=== EXERCISE AIM ===
Transcribe the entries that follow, word for word.

[Extracted data entries]
--------

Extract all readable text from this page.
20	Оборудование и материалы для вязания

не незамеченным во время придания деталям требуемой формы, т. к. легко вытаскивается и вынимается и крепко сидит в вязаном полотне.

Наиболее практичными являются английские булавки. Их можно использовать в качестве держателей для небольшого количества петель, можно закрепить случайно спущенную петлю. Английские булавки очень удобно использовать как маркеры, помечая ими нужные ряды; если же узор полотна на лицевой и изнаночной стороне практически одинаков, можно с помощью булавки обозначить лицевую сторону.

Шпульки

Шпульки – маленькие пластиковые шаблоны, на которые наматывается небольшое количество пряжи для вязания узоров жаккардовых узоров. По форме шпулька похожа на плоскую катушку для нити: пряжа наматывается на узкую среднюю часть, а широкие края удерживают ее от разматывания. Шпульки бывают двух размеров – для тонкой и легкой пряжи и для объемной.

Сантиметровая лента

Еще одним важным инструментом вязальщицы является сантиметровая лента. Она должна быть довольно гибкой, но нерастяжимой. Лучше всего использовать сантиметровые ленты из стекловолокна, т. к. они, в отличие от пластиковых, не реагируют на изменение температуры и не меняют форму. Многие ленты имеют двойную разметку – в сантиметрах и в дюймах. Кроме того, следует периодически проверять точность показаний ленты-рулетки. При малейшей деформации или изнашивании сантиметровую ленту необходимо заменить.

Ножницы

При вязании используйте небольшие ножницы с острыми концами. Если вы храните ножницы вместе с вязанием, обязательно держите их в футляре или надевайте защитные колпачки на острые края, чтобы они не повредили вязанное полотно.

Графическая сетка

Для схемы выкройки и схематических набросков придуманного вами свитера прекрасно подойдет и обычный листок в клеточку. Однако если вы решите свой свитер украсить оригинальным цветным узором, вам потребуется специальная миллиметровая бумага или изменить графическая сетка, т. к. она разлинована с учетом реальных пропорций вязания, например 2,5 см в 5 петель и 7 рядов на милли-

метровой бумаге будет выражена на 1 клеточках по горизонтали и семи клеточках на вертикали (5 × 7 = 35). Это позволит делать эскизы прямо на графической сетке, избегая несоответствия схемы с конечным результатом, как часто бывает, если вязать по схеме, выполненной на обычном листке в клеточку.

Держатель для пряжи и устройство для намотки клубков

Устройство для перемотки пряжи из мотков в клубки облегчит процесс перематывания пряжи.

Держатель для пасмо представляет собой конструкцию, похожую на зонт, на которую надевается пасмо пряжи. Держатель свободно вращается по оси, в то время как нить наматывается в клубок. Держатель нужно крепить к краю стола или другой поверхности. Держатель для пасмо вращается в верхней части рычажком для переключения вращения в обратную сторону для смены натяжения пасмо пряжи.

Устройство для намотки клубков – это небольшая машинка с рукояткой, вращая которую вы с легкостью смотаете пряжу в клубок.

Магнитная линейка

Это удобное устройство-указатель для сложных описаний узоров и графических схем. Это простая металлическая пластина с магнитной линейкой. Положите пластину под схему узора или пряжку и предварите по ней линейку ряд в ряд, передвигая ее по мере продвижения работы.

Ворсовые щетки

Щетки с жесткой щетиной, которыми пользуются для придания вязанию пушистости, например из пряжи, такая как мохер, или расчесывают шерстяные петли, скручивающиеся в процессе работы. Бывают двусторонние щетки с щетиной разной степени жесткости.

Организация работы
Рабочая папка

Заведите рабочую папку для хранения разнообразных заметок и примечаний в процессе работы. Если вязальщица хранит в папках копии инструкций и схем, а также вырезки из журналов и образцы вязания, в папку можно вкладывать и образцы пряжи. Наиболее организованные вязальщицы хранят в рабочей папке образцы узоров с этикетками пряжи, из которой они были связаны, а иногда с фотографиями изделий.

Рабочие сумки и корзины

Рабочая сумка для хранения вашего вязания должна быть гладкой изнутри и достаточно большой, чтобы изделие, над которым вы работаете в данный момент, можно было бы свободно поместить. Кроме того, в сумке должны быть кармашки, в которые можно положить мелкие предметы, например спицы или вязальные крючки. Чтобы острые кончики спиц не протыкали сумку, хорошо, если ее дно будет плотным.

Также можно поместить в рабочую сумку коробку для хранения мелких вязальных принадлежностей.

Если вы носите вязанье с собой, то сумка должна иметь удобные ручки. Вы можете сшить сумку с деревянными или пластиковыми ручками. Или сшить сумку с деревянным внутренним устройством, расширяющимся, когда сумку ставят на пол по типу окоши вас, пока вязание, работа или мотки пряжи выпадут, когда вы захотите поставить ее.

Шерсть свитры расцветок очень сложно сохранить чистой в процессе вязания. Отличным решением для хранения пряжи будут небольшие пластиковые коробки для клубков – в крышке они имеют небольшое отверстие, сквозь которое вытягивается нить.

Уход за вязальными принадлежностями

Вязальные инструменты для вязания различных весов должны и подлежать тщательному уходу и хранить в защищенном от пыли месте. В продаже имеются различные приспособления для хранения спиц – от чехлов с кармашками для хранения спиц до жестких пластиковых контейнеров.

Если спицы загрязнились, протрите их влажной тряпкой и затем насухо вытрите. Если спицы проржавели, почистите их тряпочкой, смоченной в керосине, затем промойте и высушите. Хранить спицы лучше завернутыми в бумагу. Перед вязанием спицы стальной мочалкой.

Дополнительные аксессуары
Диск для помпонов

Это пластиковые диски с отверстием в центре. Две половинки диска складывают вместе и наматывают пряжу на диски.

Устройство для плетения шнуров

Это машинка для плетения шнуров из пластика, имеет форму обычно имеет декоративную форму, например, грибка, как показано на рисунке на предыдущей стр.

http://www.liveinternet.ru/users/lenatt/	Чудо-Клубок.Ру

--------

=== COMPLETED EXERCISE ===
Extract all readable text from this page.
20	Оборудование и материалы для вязания

не незамеченным во время придания деталям требуемой формы, т. к. легко вытаскивается и вынимается и крепко сидит в вязаном полотне.

Наиболее практичными являются английские булавки. Их можно использовать в качестве держателей для небольшого количества петель, можно закрепить случайно спущенную петлю. Английские булавки очень удобно использовать как маркеры, помечая ими нужные ряды; если же узор полотна на лицевой и изнаночной стороне практически одинаков, можно с помощью булавки обозначить лицевую сторону.

Шпульки

Шпульки – маленькие пластиковые шаблоны, на которые наматывается небольшое количество пряжи для вязания узоров жаккардовых узоров. По форме шпулька похожа на плоскую катушку для нити: пряжа наматывается на узкую среднюю часть, а широкие края удерживают ее от разматывания. Шпульки бывают двух размеров – для тонкой и легкой пряжи и для объемной.

Сантиметровая лента

Еще одним важным инструментом вязальщицы является сантиметровая лента. Она должна быть довольно гибкой, но нерастяжимой. Лучше всего использовать сантиметровые ленты из стекловолокна, т. к. они, в отличие от пластиковых, не реагируют на изменение температуры и не меняют форму. Многие ленты имеют двойную разметку – в сантиметрах и в дюймах. Кроме того, следует периодически проверять точность показаний ленты-рулетки. При малейшей деформации или изнашивании сантиметровую ленту необходимо заменить.

Ножницы

При вязании используйте небольшие ножницы с острыми концами. Если вы храните ножницы вместе с вязанием, обязательно держите их в футляре или надевайте защитные колпачки на острые края, чтобы они не повредили вязанное полотно.

Графическая сетка

Для схемы выкройки и схематических набросков придуманного вами свитера прекрасно подойдет и обычный листок в клеточку. Однако если вы решите свой свитер украсить оригинальным цветным узором, вам потребуется специальная миллиметровая бумага или изменить графическая сетка, т. к. она разлинована с учетом реальных пропорций вязания, например 2,5 см в 5 петель и 7 рядов на милли-

метровой бумаге будет выражена на 1 клеточках по горизонтали и семи клеточках на вертикали (5 × 7 = 35). Это позволит делать эскизы прямо на графической сетке, избегая несоответствия схемы с конечным результатом, как часто бывает, если вязать по схеме, выполненной на обычном листке в клеточку.

Держатель для пряжи и устройство для намотки клубков

Устройство для перемотки пряжи из мотков в клубки облегчит процесс перематывания пряжи.

Держатель для пасмо представляет собой конструкцию, похожую на зонт, на которую надевается пасмо пряжи. Держатель свободно вращается по оси, в то время как нить наматывается в клубок. Держатель нужно крепить к краю стола или другой поверхности. Держатель для пасмо вращается в верхней части рычажком для переключения вращения в обратную сторону для смены натяжения пасмо пряжи.

Устройство для намотки клубков – это небольшая машинка с рукояткой, вращая которую вы с легкостью смотаете пряжу в клубок.

Магнитная линейка

Это удобное устройство-указатель для сложных описаний узоров и графических схем. Это простая металлическая пластина с магнитной линейкой. Положите пластину под схему узора или пряжку и предварите по ней линейку ряд в ряд, передвигая ее по мере продвижения работы.

Ворсовые щетки

Щетки с жесткой щетиной, которыми пользуются для придания вязанию пушистости, например из пряжи, такая как мохер, или расчесывают шерстяные петли, скручивающиеся в процессе работы. Бывают двусторонние щетки с щетиной разной степени жесткости.

Организация работы
Рабочая папка

Заведите рабочую папку для хранения разнообразных заметок и примечаний в процессе работы. Если вязальщица хранит в папках копии инструкций и схем, а также вырезки из журналов и образцы вязания, в папку можно вкладывать и образцы пряжи. Наиболее организованные вязальщицы хранят в рабочей папке образцы узоров с этикетками пряжи, из которой они были связаны, а иногда с фотографиями изделий.

Рабочие сумки и корзины

Рабочая сумка для хранения вашего вязания должна быть гладкой изнутри и достаточно большой, чтобы изделие, над которым вы работаете в данный момент, можно было бы свободно поместить. Кроме того, в сумке должны быть кармашки, в которые можно положить мелкие предметы, например спицы или вязальные крючки. Чтобы острые кончики спиц не протыкали сумку, хорошо, если ее дно будет плотным.

Также можно поместить в рабочую сумку коробку для хранения мелких вязальных принадлежностей.

Если вы носите вязанье с собой, то сумка должна иметь удобные ручки. Вы можете сшить сумку с деревянными или пластиковыми ручками. Или сшить сумку с деревянным внутренним устройством, расширяющимся, когда сумку ставят на пол по типу окоши вас, пока вязание, работа или мотки пряжи выпадут, когда вы захотите поставить ее.

Шерсть свитры расцветок очень сложно сохранить чистой в процессе вязания. Отличным решением для хранения пряжи будут небольшие пластиковые коробки для клубков – в крышке они имеют небольшое отверстие, сквозь которое вытягивается нить.

Уход за вязальными принадлежностями

Вязальные инструменты для вязания различных весов должны и подлежать тщательному уходу и хранить в защищенном от пыли месте. В продаже имеются различные приспособления для хранения спиц – от чехлов с кармашками для хранения спиц до жестких пластиковых контейнеров.

Если спицы загрязнились, протрите их влажной тряпкой и затем насухо вытрите. Если спицы проржавели, почистите их тряпочкой, смоченной в керосине, затем промойте и высушите. Хранить спицы лучше завернутыми в бумагу. Перед вязанием спицы стальной мочалкой.

Дополнительные аксессуары
Диск для помпонов

Это пластиковые диски с отверстием в центре. Две половинки диска складывают вместе и наматывают пряжу на диски.

Устройство для плетения шнуров

Это машинка для плетения шнуров из пластика, имеет форму обычно имеет декоративную форму, например, грибка, как показано на рисунке на предыдущей стр.

http://www.liveinternet.ru/users/lenatt/	Чудо-Клубок.Ру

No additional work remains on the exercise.